▶ **EXCERPT**:
▼
2020-09-03 02:00:24

by Haiwei Li

[permalink] [raw]
Subject: [PATCH v2] KVM: Check the allocation of pv cpu mask

From: Haiwei Li <[email protected]>

check the allocation of per-cpu __pv_cpu_mask. Initialize ops only when
successful.

Signed-off-by: Haiwei Li <[email protected]>
---
arch/x86/kernel/kvm.c | 24 ++++++++++++++++++++----
1 file changed, 20 insertions(+), 4 deletions(-)

diff --git a/arch/x86/kernel/kvm.c b/arch/x86/kernel/kvm.c
index 08320b0b2b27..d3c062e551d7 100644
--- a/arch/x86/kernel/kvm.c
+++ b/arch/x86/kernel/kvm.c
@@ -555,7 +555,6 @@ static void kvm_send_ipi_mask_allbutself(const
struct cpumask *mask, int vector)
static void kvm_setup_pv_ipi(void)
{
apic->send_IPI_mask = kvm_send_ipi_mask;
- apic->send_IPI_mask_allbutself = kvm_send_ipi_mask_allbutself;
pr_info("setup PV IPIs\n");
}

@@ -654,7 +653,6 @@ static void __init kvm_guest_init(void)
}

if (pv_tlb_flush_supported()) {
- pv_ops.mmu.flush_tlb_others = kvm_flush_tlb_others;
pv_ops.mmu.tlb_remove_table = tlb_remove_table;
pr_info("KVM setup pv remote TLB flush\n");
}
@@ -767,6 +765,14 @@ static __init int activate_jump_labels(void)
}
arch_initcall(activate_jump_labels);

+static void kvm_free_pv_cpu_mask(void)
+{
+ unsigned int cpu;
+
+ for_each_possible_cpu(cpu)
+ free_cpumask_var(per_cpu(__pv_cpu_mask, cpu));
+}
+
static __init int kvm_alloc_cpumask(void)
{
int cpu;
@@ -785,11 +791,21 @@ static __init int kvm_alloc_cpumask(void)

if (alloc)
for_each_possible_cpu(cpu) {
- zalloc_cpumask_var_node(per_cpu_ptr(&__pv_cpu_mask, cpu),
- GFP_KERNEL, cpu_to_node(cpu));
+ if (!zalloc_cpumask_var_node(
+ per_cpu_ptr(&__pv_cpu_mask, cpu),
+ GFP_KERNEL, cpu_to_node(cpu)))
+ goto zalloc_cpumask_fail;
}

+#if defined(CONFIG_SMP)
▲
▶ **SUPPLIED MATERIAL**:
▼
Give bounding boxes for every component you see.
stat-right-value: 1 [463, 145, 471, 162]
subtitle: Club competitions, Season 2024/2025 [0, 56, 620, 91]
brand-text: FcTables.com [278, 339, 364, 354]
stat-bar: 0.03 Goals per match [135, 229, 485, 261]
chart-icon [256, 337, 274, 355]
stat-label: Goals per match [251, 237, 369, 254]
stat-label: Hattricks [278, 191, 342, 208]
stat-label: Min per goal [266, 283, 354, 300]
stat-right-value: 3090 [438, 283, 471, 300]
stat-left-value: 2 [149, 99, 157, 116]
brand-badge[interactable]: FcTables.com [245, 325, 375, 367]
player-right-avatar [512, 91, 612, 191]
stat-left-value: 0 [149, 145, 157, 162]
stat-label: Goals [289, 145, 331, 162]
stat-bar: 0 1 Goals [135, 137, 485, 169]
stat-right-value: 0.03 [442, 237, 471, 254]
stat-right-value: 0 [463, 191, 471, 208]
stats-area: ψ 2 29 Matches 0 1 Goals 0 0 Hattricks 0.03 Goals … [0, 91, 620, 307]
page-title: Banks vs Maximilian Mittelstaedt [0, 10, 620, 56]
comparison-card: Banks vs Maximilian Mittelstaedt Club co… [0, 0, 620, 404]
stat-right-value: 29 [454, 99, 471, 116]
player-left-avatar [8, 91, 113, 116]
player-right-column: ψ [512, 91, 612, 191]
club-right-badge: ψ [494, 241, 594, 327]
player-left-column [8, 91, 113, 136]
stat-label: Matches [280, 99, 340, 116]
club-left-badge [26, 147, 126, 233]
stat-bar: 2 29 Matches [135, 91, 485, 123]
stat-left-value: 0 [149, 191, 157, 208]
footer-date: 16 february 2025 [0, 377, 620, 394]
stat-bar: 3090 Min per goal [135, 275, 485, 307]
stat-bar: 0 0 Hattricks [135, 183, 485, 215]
▲
▶ **TASKS TO CARRY OUT**:
a - Answer these about the KVM patch, one per line:
(i) Which file does the patch change?
(ii) How many insertions and deletions does the patch report?
(iii) Which function does the new kvm_free_pv_cpu_mask call for each possible CPU?
b - In the KVM patch, why does the loop in kvm_alloc_cpumask now test the result of zalloc_cpumask_var_node?
c - Output everything in the KVM patch from "Signed-off-by: Haiwei Li" down to "cpumask *mask, int vector)".

▶ **ANSWERS TO THE TASKS**:
a -
(i) arch/x86/kernel/kvm.c
(ii) 20 insertions and 4 deletions
(iii) free_cpumask_var

b - The patch checks the allocation of the per-cpu __pv_cpu_mask so that the ops are initialized only when the allocation succeeds. If an allocation fails, the code jumps to zalloc_cpumask_fail.

c -
Signed-off-by: Haiwei Li <[email protected]>
---
arch/x86/kernel/kvm.c | 24 ++++++++++++++++++++----
1 file changed, 20 insertions(+), 4 deletions(-)

diff --git a/arch/x86/kernel/kvm.c b/arch/x86/kernel/kvm.c
index 08320b0b2b27..d3c062e551d7 100644
--- a/arch/x86/kernel/kvm.c
+++ b/arch/x86/kernel/kvm.c
@@ -555,7 +555,6 @@ static void kvm_send_ipi_mask_allbutself(const
struct cpumask *mask, int vector)